## ESTRATTO DEL TESTO
============
Nicola Stame, detto Ugo, nasce l’8 Gennaio del 1908 a Foggia, una terra povera, in un periodo storico critico che culminò pochi anni dopo con la prima guerra mondiale.
In questi anni, esattamente nel 1915, venne costruita la scuola di volo con ben due piste.
Nicola inizialmente studia all’istituto industriale e nel 1927 si arruola come motorista.
Non ci è dato sapere se già cantava, ma anche se avesse saputo di avere doti musicali non avrebbe comunque potuto coltivarle.
Studiare musica era roba per ricchi non per chi viveva in condizioni precarie e non possedeva nemmeno l’acqua corrente in casa.
E poi aveva la madre e la sorella di cui occuparsi. La strada era obbligata. Non c’era spazio per i sogni.
Diventa aviere e, nel 1932, viene trasferito all’aeroporto di Ciampino Nord.
A Roma finalmente incontra le due grandi passioni della sua vita.
Lucia, la donna che diventerà sua moglie, e la lirica.
Prende lezioni da uno dei Maestri dell’Accademia di Santa Cecilia e dal soprano Anna Gramegna che venne scelta direttamente da Puccini per interpretare Zita (Gianni Schicchi) e Frugola (Tabarro) nella prima del Trittico.
============
## SEZIONE DATI

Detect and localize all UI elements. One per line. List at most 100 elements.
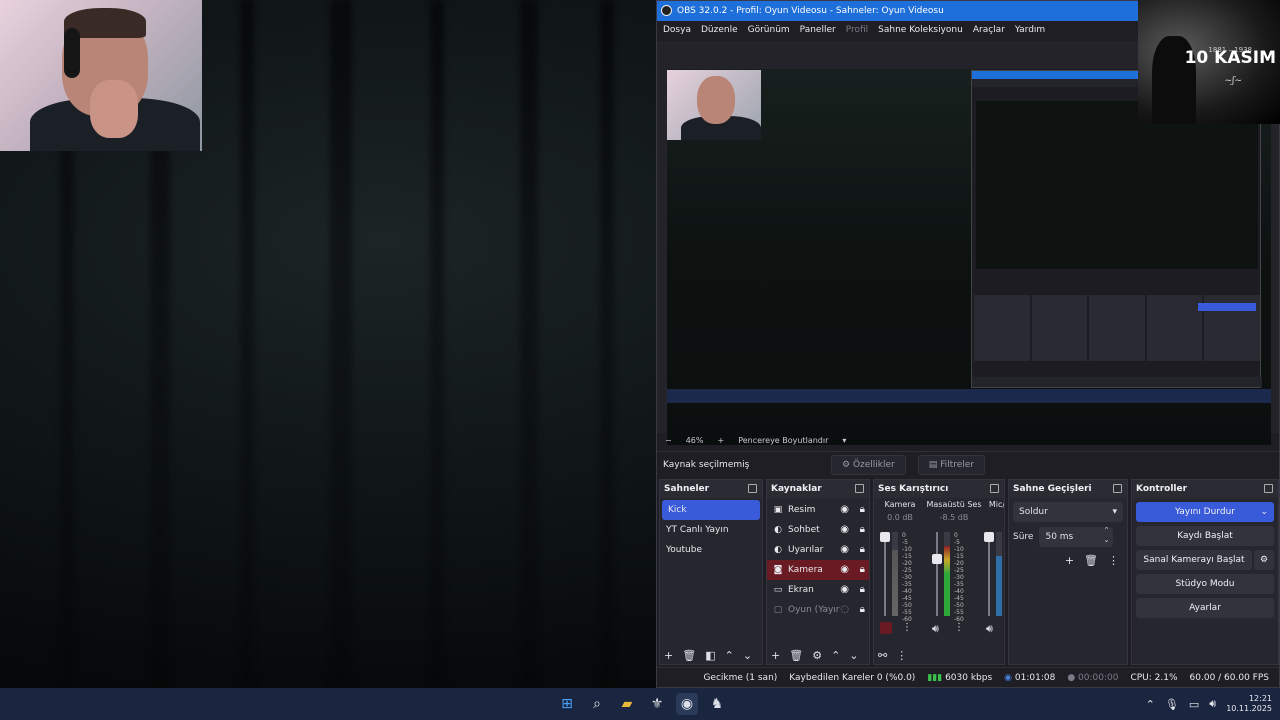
============
## CONSEGNA
Riformuli in modo più conciso il paragrafo dell'estratto del testo che comincia con «Prende lezioni da uno dei Maestri», mantenendone i fatti principali. Per lo svolgimento si basi unicamente sull'estratto del testo.

## RISPOSTA COMPLETA
Studia con un Maestro dell'Accademia di Santa Cecilia e con il soprano Anna Gramegna, scelta da Puccini come Zita (Gianni Schicchi) e Frugola (Tabarro) per la prima del Trittico.